WHAT IS BEING ASKED> Each record is to be transcribed exactly.
★ ★ ★
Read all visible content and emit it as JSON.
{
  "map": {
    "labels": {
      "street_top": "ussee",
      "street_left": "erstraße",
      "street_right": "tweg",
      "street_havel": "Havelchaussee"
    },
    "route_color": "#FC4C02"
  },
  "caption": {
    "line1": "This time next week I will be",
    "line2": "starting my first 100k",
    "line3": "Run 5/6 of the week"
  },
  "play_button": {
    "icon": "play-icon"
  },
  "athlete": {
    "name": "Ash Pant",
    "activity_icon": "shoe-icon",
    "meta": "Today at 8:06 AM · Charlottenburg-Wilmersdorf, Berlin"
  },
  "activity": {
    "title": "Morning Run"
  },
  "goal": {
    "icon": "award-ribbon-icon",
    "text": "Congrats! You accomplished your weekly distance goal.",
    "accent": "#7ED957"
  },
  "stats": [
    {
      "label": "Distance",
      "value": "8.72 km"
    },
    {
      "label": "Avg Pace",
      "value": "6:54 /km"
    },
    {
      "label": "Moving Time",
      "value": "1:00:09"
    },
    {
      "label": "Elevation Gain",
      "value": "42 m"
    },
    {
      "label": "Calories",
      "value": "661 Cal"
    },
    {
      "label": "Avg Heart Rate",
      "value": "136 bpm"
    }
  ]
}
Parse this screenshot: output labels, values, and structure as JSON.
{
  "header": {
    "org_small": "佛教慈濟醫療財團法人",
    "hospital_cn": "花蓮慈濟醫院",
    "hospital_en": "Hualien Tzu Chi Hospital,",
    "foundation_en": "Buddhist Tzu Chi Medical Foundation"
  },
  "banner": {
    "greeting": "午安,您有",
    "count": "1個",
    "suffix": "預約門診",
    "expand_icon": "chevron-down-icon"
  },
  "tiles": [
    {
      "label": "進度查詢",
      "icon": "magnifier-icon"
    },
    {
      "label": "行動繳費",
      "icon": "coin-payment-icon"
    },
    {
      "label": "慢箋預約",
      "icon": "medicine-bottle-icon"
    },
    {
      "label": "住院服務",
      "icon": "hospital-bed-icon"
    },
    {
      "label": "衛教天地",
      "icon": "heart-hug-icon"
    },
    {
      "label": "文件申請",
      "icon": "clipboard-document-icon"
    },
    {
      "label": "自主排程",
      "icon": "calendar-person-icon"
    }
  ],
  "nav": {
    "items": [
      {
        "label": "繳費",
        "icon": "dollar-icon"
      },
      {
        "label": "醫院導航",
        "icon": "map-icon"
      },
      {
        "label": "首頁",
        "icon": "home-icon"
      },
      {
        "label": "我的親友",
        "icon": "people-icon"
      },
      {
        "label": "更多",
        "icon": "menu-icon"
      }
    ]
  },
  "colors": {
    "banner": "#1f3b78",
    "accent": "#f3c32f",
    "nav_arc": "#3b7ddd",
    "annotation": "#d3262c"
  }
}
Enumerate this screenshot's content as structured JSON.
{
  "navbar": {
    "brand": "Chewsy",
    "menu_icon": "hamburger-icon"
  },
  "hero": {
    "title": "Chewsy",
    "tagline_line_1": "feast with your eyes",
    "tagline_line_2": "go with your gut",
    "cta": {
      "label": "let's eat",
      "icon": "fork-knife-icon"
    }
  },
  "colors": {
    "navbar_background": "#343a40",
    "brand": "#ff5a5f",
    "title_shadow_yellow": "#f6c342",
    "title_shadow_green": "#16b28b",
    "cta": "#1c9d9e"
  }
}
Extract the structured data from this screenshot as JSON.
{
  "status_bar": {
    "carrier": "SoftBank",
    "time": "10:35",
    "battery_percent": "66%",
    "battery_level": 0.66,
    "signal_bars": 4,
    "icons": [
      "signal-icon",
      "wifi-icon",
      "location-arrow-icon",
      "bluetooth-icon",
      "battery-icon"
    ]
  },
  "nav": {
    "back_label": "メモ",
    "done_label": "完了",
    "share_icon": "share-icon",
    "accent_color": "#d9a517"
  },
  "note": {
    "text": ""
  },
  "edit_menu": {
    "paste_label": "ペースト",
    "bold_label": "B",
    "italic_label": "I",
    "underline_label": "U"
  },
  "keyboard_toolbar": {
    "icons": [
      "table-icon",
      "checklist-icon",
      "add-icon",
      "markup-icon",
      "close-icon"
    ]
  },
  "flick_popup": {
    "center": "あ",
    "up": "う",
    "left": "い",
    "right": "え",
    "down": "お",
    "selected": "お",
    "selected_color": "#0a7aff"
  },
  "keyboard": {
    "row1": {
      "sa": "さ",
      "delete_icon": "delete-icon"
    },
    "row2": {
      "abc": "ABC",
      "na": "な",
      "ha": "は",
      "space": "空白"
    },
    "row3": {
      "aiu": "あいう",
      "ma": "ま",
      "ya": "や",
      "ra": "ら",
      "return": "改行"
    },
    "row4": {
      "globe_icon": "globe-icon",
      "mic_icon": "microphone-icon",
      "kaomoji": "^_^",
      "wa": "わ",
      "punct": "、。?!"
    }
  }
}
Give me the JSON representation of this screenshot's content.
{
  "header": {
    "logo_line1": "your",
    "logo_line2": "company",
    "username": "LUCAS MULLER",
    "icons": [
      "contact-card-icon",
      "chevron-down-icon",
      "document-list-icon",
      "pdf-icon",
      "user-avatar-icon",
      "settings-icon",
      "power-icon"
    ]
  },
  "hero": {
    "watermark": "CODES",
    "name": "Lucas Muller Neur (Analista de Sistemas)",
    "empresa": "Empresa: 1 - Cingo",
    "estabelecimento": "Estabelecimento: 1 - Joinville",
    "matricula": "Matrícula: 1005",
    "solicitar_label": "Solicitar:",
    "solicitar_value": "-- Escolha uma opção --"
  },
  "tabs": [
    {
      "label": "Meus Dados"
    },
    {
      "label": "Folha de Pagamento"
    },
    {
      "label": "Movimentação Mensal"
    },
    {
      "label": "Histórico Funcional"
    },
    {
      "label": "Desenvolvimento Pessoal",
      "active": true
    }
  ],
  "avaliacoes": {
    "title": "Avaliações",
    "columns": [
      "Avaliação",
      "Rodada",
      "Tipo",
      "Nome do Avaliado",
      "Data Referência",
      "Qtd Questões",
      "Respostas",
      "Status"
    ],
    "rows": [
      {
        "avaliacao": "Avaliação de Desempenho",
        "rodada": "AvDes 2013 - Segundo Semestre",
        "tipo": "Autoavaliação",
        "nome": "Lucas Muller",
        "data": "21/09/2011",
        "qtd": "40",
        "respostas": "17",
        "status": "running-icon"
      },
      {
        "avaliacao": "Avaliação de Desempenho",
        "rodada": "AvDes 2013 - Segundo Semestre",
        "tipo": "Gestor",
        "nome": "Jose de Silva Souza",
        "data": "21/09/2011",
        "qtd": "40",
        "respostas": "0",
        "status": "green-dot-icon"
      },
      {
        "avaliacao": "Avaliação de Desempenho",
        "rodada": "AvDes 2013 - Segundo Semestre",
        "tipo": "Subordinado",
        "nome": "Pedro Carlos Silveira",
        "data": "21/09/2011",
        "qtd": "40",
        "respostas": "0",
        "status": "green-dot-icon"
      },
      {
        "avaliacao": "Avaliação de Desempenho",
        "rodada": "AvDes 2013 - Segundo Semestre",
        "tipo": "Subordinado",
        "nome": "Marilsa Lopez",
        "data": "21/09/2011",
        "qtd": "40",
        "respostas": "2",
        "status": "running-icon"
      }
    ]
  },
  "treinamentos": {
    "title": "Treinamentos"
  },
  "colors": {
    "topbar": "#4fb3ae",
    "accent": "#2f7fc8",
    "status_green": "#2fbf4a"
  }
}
★ ★ ★
SOLVED EXERCISE>
Read all visible content and emit it as JSON.
{
  "map": {
    "labels": {
      "street_top": "ussee",
      "street_left": "erstraße",
      "street_right": "tweg",
      "street_havel": "Havelchaussee"
    },
    "route_color": "#FC4C02"
  },
  "caption": {
    "line1": "This time next week I will be",
    "line2": "starting my first 100k",
    "line3": "Run 5/6 of the week"
  },
  "play_button": {
    "icon": "play-icon"
  },
  "athlete": {
    "name": "Ash Pant",
    "activity_icon": "shoe-icon",
    "meta": "Today at 8:06 AM · Charlottenburg-Wilmersdorf, Berlin"
  },
  "activity": {
    "title": "Morning Run"
  },
  "goal": {
    "icon": "award-ribbon-icon",
    "text": "Congrats! You accomplished your weekly distance goal.",
    "accent": "#7ED957"
  },
  "stats": [
    {
      "label": "Distance",
      "value": "8.72 km"
    },
    {
      "label": "Avg Pace",
      "value": "6:54 /km"
    },
    {
      "label": "Moving Time",
      "value": "1:00:09"
    },
    {
      "label": "Elevation Gain",
      "value": "42 m"
    },
    {
      "label": "Calories",
      "value": "661 Cal"
    },
    {
      "label": "Avg Heart Rate",
      "value": "136 bpm"
    }
  ]
}
Parse this screenshot: output labels, values, and structure as JSON.
{
  "header": {
    "org_small": "佛教慈濟醫療財團法人",
    "hospital_cn": "花蓮慈濟醫院",
    "hospital_en": "Hualien Tzu Chi Hospital,",
    "foundation_en": "Buddhist Tzu Chi Medical Foundation"
  },
  "banner": {
    "greeting": "午安,您有",
    "count": "1個",
    "suffix": "預約門診",
    "expand_icon": "chevron-down-icon"
  },
  "tiles": [
    {
      "label": "進度查詢",
      "icon": "magnifier-icon"
    },
    {
      "label": "行動繳費",
      "icon": "coin-payment-icon"
    },
    {
      "label": "慢箋預約",
      "icon": "medicine-bottle-icon"
    },
    {
      "label": "住院服務",
      "icon": "hospital-bed-icon"
    },
    {
      "label": "衛教天地",
      "icon": "heart-hug-icon"
    },
    {
      "label": "文件申請",
      "icon": "clipboard-document-icon"
    },
    {
      "label": "自主排程",
      "icon": "calendar-person-icon"
    }
  ],
  "nav": {
    "items": [
      {
        "label": "繳費",
        "icon": "dollar-icon"
      },
      {
        "label": "醫院導航",
        "icon": "map-icon"
      },
      {
        "label": "首頁",
        "icon": "home-icon"
      },
      {
        "label": "我的親友",
        "icon": "people-icon"
      },
      {
        "label": "更多",
        "icon": "menu-icon"
      }
    ]
  },
  "colors": {
    "banner": "#1f3b78",
    "accent": "#f3c32f",
    "nav_arc": "#3b7ddd",
    "annotation": "#d3262c"
  }
}
Enumerate this screenshot's content as structured JSON.
{
  "navbar": {
    "brand": "Chewsy",
    "menu_icon": "hamburger-icon"
  },
  "hero": {
    "title": "Chewsy",
    "tagline_line_1": "feast with your eyes",
    "tagline_line_2": "go with your gut",
    "cta": {
      "label": "let's eat",
      "icon": "fork-knife-icon"
    }
  },
  "colors": {
    "navbar_background": "#343a40",
    "brand": "#ff5a5f",
    "title_shadow_yellow": "#f6c342",
    "title_shadow_green": "#16b28b",
    "cta": "#1c9d9e"
  }
}
Extract the structured data from this screenshot as JSON.
{
  "status_bar": {
    "carrier": "SoftBank",
    "time": "10:35",
    "battery_percent": "66%",
    "battery_level": 0.66,
    "signal_bars": 4,
    "icons": [
      "signal-icon",
      "wifi-icon",
      "location-arrow-icon",
      "bluetooth-icon",
      "battery-icon"
    ]
  },
  "nav": {
    "back_label": "メモ",
    "done_label": "完了",
    "share_icon": "share-icon",
    "accent_color": "#d9a517"
  },
  "note": {
    "text": ""
  },
  "edit_menu": {
    "paste_label": "ペースト",
    "bold_label": "B",
    "italic_label": "I",
    "underline_label": "U"
  },
  "keyboard_toolbar": {
    "icons": [
      "table-icon",
      "checklist-icon",
      "add-icon",
      "markup-icon",
      "close-icon"
    ]
  },
  "flick_popup": {
    "center": "あ",
    "up": "う",
    "left": "い",
    "right": "え",
    "down": "お",
    "selected": "お",
    "selected_color": "#0a7aff"
  },
  "keyboard": {
    "row1": {
      "sa": "さ",
      "delete_icon": "delete-icon"
    },
    "row2": {
      "abc": "ABC",
      "na": "な",
      "ha": "は",
      "space": "空白"
    },
    "row3": {
      "aiu": "あいう",
      "ma": "ま",
      "ya": "や",
      "ra": "ら",
      "return": "改行"
    },
    "row4": {
      "globe_icon": "globe-icon",
      "mic_icon": "microphone-icon",
      "kaomoji": "^_^",
      "wa": "わ",
      "punct": "、。?!"
    }
  }
}
Give me the JSON representation of this screenshot's content.
{
  "header": {
    "logo_line1": "your",
    "logo_line2": "company",
    "username": "LUCAS MULLER",
    "icons": [
      "contact-card-icon",
      "chevron-down-icon",
      "document-list-icon",
      "pdf-icon",
      "user-avatar-icon",
      "settings-icon",
      "power-icon"
    ]
  },
  "hero": {
    "watermark": "CODES",
    "name": "Lucas Muller Neur (Analista de Sistemas)",
    "empresa": "Empresa: 1 - Cingo",
    "estabelecimento": "Estabelecimento: 1 - Joinville",
    "matricula": "Matrícula: 1005",
    "solicitar_label": "Solicitar:",
    "solicitar_value": "-- Escolha uma opção --"
  },
  "tabs": [
    {
      "label": "Meus Dados"
    },
    {
      "label": "Folha de Pagamento"
    },
    {
      "label": "Movimentação Mensal"
    },
    {
      "label": "Histórico Funcional"
    },
    {
      "label": "Desenvolvimento Pessoal",
      "active": true
    }
  ],
  "avaliacoes": {
    "title": "Avaliações",
    "columns": [
      "Avaliação",
      "Rodada",
      "Tipo",
      "Nome do Avaliado",
      "Data Referência",
      "Qtd Questões",
      "Respostas",
      "Status"
    ],
    "rows": [
      {
        "avaliacao": "Avaliação de Desempenho",
        "rodada": "AvDes 2013 - Segundo Semestre",
        "tipo": "Autoavaliação",
        "nome": "Lucas Muller",
        "data": "21/09/2011",
        "qtd": "40",
        "respostas": "17",
        "status": "running-icon"
      },
      {
        "avaliacao": "Avaliação de Desempenho",
        "rodada": "AvDes 2013 - Segundo Semestre",
        "tipo": "Gestor",
        "nome": "Jose de Silva Souza",
        "data": "21/09/2011",
        "qtd": "40",
        "respostas": "0",
        "status": "green-dot-icon"
      },
      {
        "avaliacao": "Avaliação de Desempenho",
        "rodada": "AvDes 2013 - Segundo Semestre",
        "tipo": "Subordinado",
        "nome": "Pedro Carlos Silveira",
        "data": "21/09/2011",
        "qtd": "40",
        "respostas": "0",
        "status": "green-dot-icon"
      },
      {
        "avaliacao": "Avaliação de Desempenho",
        "rodada": "AvDes 2013 - Segundo Semestre",
        "tipo": "Subordinado",
        "nome": "Marilsa Lopez",
        "data": "21/09/2011",
        "qtd": "40",
        "respostas": "2",
        "status": "running-icon"
      }
    ]
  },
  "treinamentos": {
    "title": "Treinamentos"
  },
  "colors": {
    "topbar": "#4fb3ae",
    "accent": "#2f7fc8",
    "status_green": "#2fbf4a"
  }
}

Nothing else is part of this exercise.